Directions:
Count the lines below that contain the word "JSON", and report only that number.

═════ Supplied material ═════

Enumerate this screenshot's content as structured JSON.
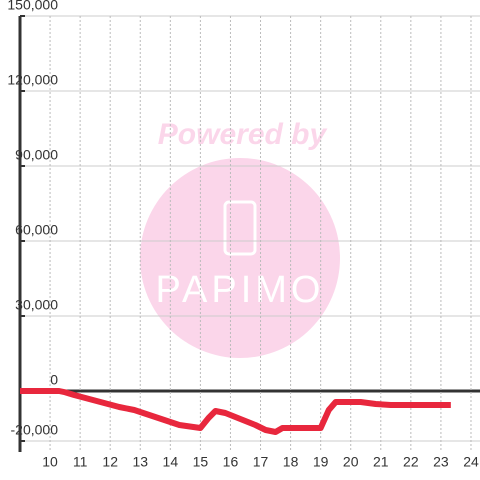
{
  "chart_data": {
    "type": "line",
    "x": [
      9.0,
      10.3,
      10.5,
      10.8,
      11.3,
      11.8,
      12.3,
      12.8,
      13.3,
      13.8,
      14.3,
      15.0,
      15.27,
      15.5,
      15.83,
      16.33,
      16.83,
      17.17,
      17.5,
      17.73,
      18.33,
      19.0,
      19.27,
      19.5,
      20.33,
      20.83,
      21.33,
      23.33
    ],
    "series": [
      {
        "color": "#e8273d",
        "values": [
          0,
          0,
          -500,
          -1600,
          -3200,
          -4800,
          -6400,
          -7600,
          -9600,
          -11600,
          -13600,
          -14800,
          -10800,
          -8000,
          -8800,
          -11200,
          -13600,
          -15600,
          -16400,
          -14800,
          -14800,
          -14800,
          -7600,
          -4400,
          -4400,
          -5200,
          -5600,
          -5600
        ]
      }
    ],
    "xlim": [
      9,
      24.3
    ],
    "xticks": [
      10,
      11,
      12,
      13,
      14,
      15,
      16,
      17,
      18,
      19,
      20,
      21,
      22,
      23,
      24
    ],
    "ylim": [
      -20000,
      150000
    ],
    "yticks": [
      {
        "value": -20000,
        "label": "-20,000"
      },
      0,
      {
        "value": 30000,
        "label": "30,000"
      },
      {
        "value": 60000,
        "label": "60,000"
      },
      {
        "value": 90000,
        "label": "90,000"
      },
      {
        "value": 120000,
        "label": "120,000"
      },
      {
        "value": 150000,
        "label": "150,000"
      }
    ],
    "grid": true
  },
  "watermark": {
    "text": "Powered by",
    "logo": "PAPIMO"
  }
}
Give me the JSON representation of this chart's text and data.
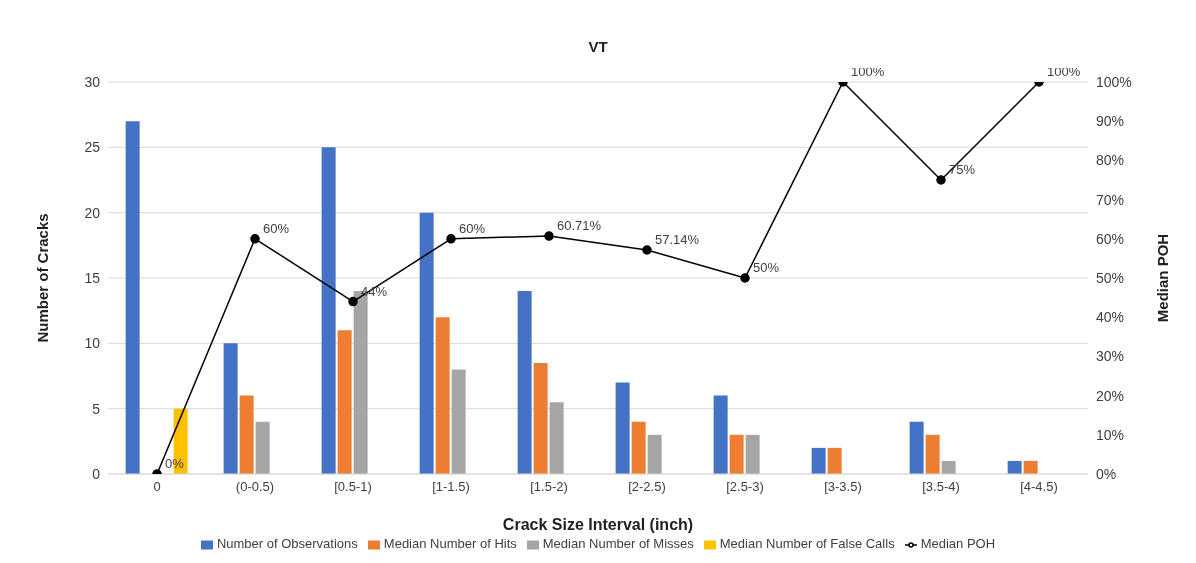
{
  "chart_data": {
    "type": "bar",
    "title": "VT",
    "xlabel": "Crack Size Interval (inch)",
    "ylabel": "Number of Cracks",
    "y2label": "Median POH",
    "categories": [
      "0",
      "(0-0.5)",
      "[0.5-1)",
      "[1-1.5)",
      "[1.5-2)",
      "[2-2.5)",
      "[2.5-3)",
      "[3-3.5)",
      "[3.5-4)",
      "[4-4.5)"
    ],
    "series": [
      {
        "name": "Number of Observations",
        "color": "#4472c4",
        "values": [
          27,
          10,
          25,
          20,
          14,
          7,
          6,
          2,
          4,
          1
        ]
      },
      {
        "name": "Median Number of Hits",
        "color": "#ed7d31",
        "values": [
          0,
          6,
          11,
          12,
          8.5,
          4,
          3,
          2,
          3,
          1
        ]
      },
      {
        "name": "Median Number of Misses",
        "color": "#a5a5a5",
        "values": [
          0,
          4,
          14,
          8,
          5.5,
          3,
          3,
          0,
          1,
          0
        ]
      },
      {
        "name": "Median Number of False Calls",
        "color": "#ffc000",
        "values": [
          5,
          0,
          0,
          0,
          0,
          0,
          0,
          0,
          0,
          0
        ]
      },
      {
        "name": "Median POH",
        "type": "line",
        "axis": "y2",
        "color": "#000000",
        "marker": "circle",
        "line_style": "solid",
        "values": [
          0,
          60,
          44,
          60,
          60.71,
          57.14,
          50,
          100,
          75,
          100
        ],
        "value_labels": [
          "0%",
          "60%",
          "44%",
          "60%",
          "60.71%",
          "57.14%",
          "50%",
          "100%",
          "75%",
          "100%"
        ]
      }
    ],
    "ylim": [
      0,
      30
    ],
    "yticks": [
      0,
      5,
      10,
      15,
      20,
      25,
      30
    ],
    "y2lim": [
      0,
      100
    ],
    "y2ticks": [
      {
        "value": 0,
        "label": "0%"
      },
      {
        "value": 10,
        "label": "10%"
      },
      {
        "value": 20,
        "label": "20%"
      },
      {
        "value": 30,
        "label": "30%"
      },
      {
        "value": 40,
        "label": "40%"
      },
      {
        "value": 50,
        "label": "50%"
      },
      {
        "value": 60,
        "label": "60%"
      },
      {
        "value": 70,
        "label": "70%"
      },
      {
        "value": 80,
        "label": "80%"
      },
      {
        "value": 90,
        "label": "90%"
      },
      {
        "value": 100,
        "label": "100%"
      }
    ],
    "grid": "y",
    "legend": "bottom"
  }
}
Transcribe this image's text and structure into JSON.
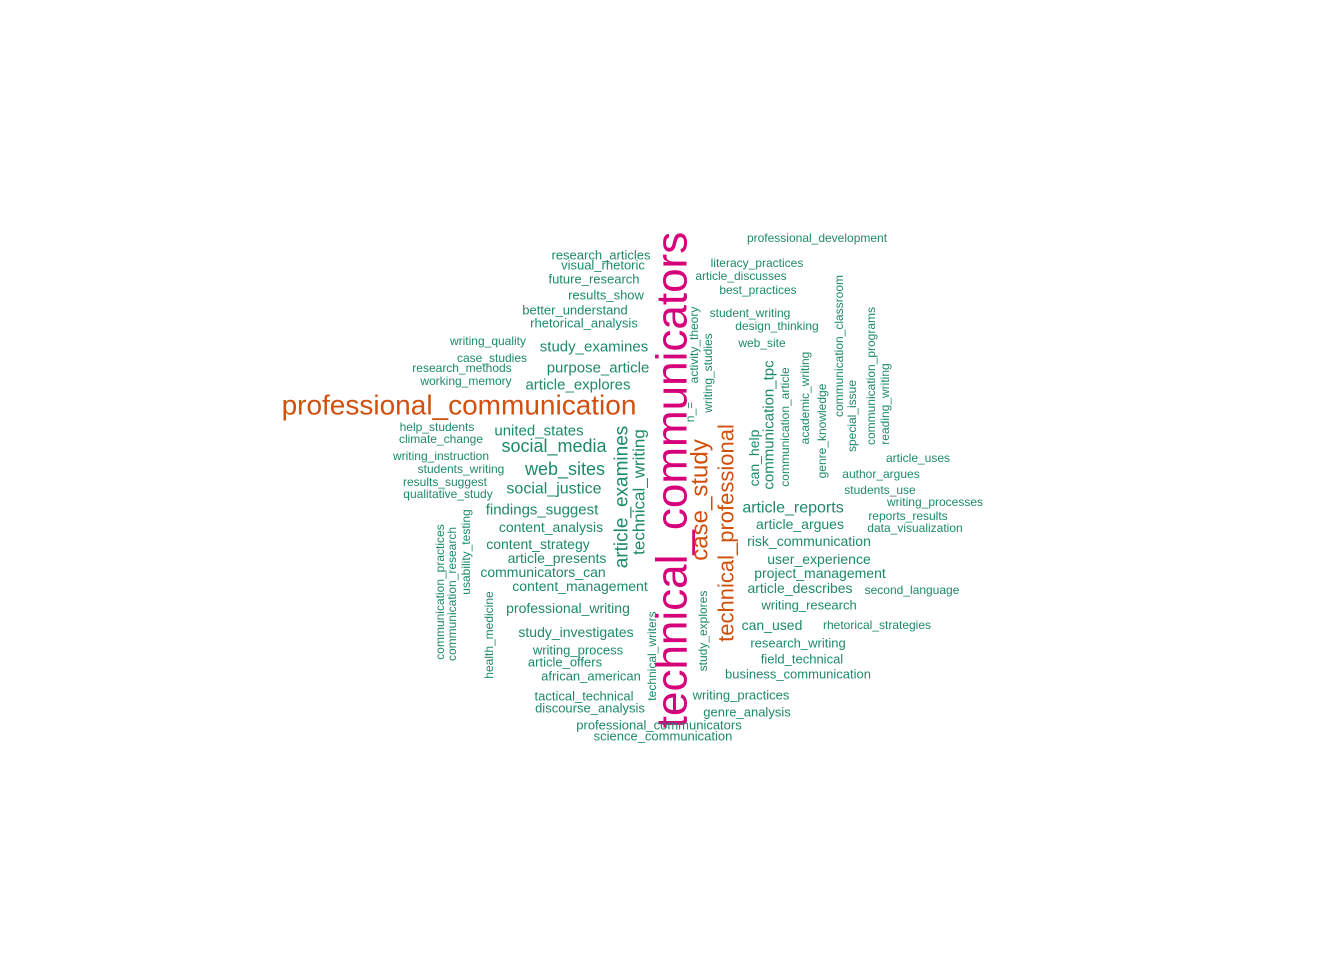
{
  "colors": {
    "background": "#ffffff",
    "top": "#d6007a",
    "second": "#d1500c",
    "rest": "#1d8a6a"
  },
  "words": [
    {
      "text": "technical_communicators",
      "color": "top"
    },
    {
      "text": "professional_communication",
      "color": "second"
    },
    {
      "text": "case_study",
      "color": "second"
    },
    {
      "text": "technical_professional",
      "color": "second"
    },
    {
      "text": "article_examines",
      "color": "rest"
    },
    {
      "text": "technical_writing",
      "color": "rest"
    },
    {
      "text": "social_media",
      "color": "rest"
    },
    {
      "text": "web_sites",
      "color": "rest"
    },
    {
      "text": "social_justice",
      "color": "rest"
    },
    {
      "text": "united_states",
      "color": "rest"
    },
    {
      "text": "article_reports",
      "color": "rest"
    },
    {
      "text": "communication_tpc",
      "color": "rest"
    },
    {
      "text": "can_help",
      "color": "rest"
    },
    {
      "text": "study_examines",
      "color": "rest"
    },
    {
      "text": "purpose_article",
      "color": "rest"
    },
    {
      "text": "article_explores",
      "color": "rest"
    },
    {
      "text": "findings_suggest",
      "color": "rest"
    },
    {
      "text": "content_analysis",
      "color": "rest"
    },
    {
      "text": "content_strategy",
      "color": "rest"
    },
    {
      "text": "article_presents",
      "color": "rest"
    },
    {
      "text": "communicators_can",
      "color": "rest"
    },
    {
      "text": "content_management",
      "color": "rest"
    },
    {
      "text": "professional_writing",
      "color": "rest"
    },
    {
      "text": "study_investigates",
      "color": "rest"
    },
    {
      "text": "risk_communication",
      "color": "rest"
    },
    {
      "text": "article_argues",
      "color": "rest"
    },
    {
      "text": "user_experience",
      "color": "rest"
    },
    {
      "text": "project_management",
      "color": "rest"
    },
    {
      "text": "article_describes",
      "color": "rest"
    },
    {
      "text": "writing_research",
      "color": "rest"
    },
    {
      "text": "can_used",
      "color": "rest"
    },
    {
      "text": "research_writing",
      "color": "rest"
    },
    {
      "text": "field_technical",
      "color": "rest"
    },
    {
      "text": "business_communication",
      "color": "rest"
    },
    {
      "text": "writing_practices",
      "color": "rest"
    },
    {
      "text": "genre_analysis",
      "color": "rest"
    },
    {
      "text": "writing_process",
      "color": "rest"
    },
    {
      "text": "article_offers",
      "color": "rest"
    },
    {
      "text": "african_american",
      "color": "rest"
    },
    {
      "text": "tactical_technical",
      "color": "rest"
    },
    {
      "text": "discourse_analysis",
      "color": "rest"
    },
    {
      "text": "professional_communicators",
      "color": "rest"
    },
    {
      "text": "science_communication",
      "color": "rest"
    },
    {
      "text": "research_articles",
      "color": "rest"
    },
    {
      "text": "visual_rhetoric",
      "color": "rest"
    },
    {
      "text": "future_research",
      "color": "rest"
    },
    {
      "text": "results_show",
      "color": "rest"
    },
    {
      "text": "better_understand",
      "color": "rest"
    },
    {
      "text": "rhetorical_analysis",
      "color": "rest"
    },
    {
      "text": "writing_quality",
      "color": "rest"
    },
    {
      "text": "case_studies",
      "color": "rest"
    },
    {
      "text": "research_methods",
      "color": "rest"
    },
    {
      "text": "working_memory",
      "color": "rest"
    },
    {
      "text": "help_students",
      "color": "rest"
    },
    {
      "text": "climate_change",
      "color": "rest"
    },
    {
      "text": "writing_instruction",
      "color": "rest"
    },
    {
      "text": "students_writing",
      "color": "rest"
    },
    {
      "text": "results_suggest",
      "color": "rest"
    },
    {
      "text": "qualitative_study",
      "color": "rest"
    },
    {
      "text": "professional_development",
      "color": "rest"
    },
    {
      "text": "literacy_practices",
      "color": "rest"
    },
    {
      "text": "article_discusses",
      "color": "rest"
    },
    {
      "text": "best_practices",
      "color": "rest"
    },
    {
      "text": "student_writing",
      "color": "rest"
    },
    {
      "text": "design_thinking",
      "color": "rest"
    },
    {
      "text": "web_site",
      "color": "rest"
    },
    {
      "text": "author_argues",
      "color": "rest"
    },
    {
      "text": "article_uses",
      "color": "rest"
    },
    {
      "text": "students_use",
      "color": "rest"
    },
    {
      "text": "writing_processes",
      "color": "rest"
    },
    {
      "text": "reports_results",
      "color": "rest"
    },
    {
      "text": "data_visualization",
      "color": "rest"
    },
    {
      "text": "second_language",
      "color": "rest"
    },
    {
      "text": "rhetorical_strategies",
      "color": "rest"
    },
    {
      "text": "n_=",
      "color": "rest"
    },
    {
      "text": "activity_theory",
      "color": "rest"
    },
    {
      "text": "writing_studies",
      "color": "rest"
    },
    {
      "text": "communication_article",
      "color": "rest"
    },
    {
      "text": "academic_writing",
      "color": "rest"
    },
    {
      "text": "genre_knowledge",
      "color": "rest"
    },
    {
      "text": "communication_classroom",
      "color": "rest"
    },
    {
      "text": "special_issue",
      "color": "rest"
    },
    {
      "text": "communication_programs",
      "color": "rest"
    },
    {
      "text": "reading_writing",
      "color": "rest"
    },
    {
      "text": "communication_practices",
      "color": "rest"
    },
    {
      "text": "communication_research",
      "color": "rest"
    },
    {
      "text": "usability_testing",
      "color": "rest"
    },
    {
      "text": "health_medicine",
      "color": "rest"
    },
    {
      "text": "technical_writers",
      "color": "rest"
    },
    {
      "text": "study_explores",
      "color": "rest"
    }
  ]
}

═════

Response below:
3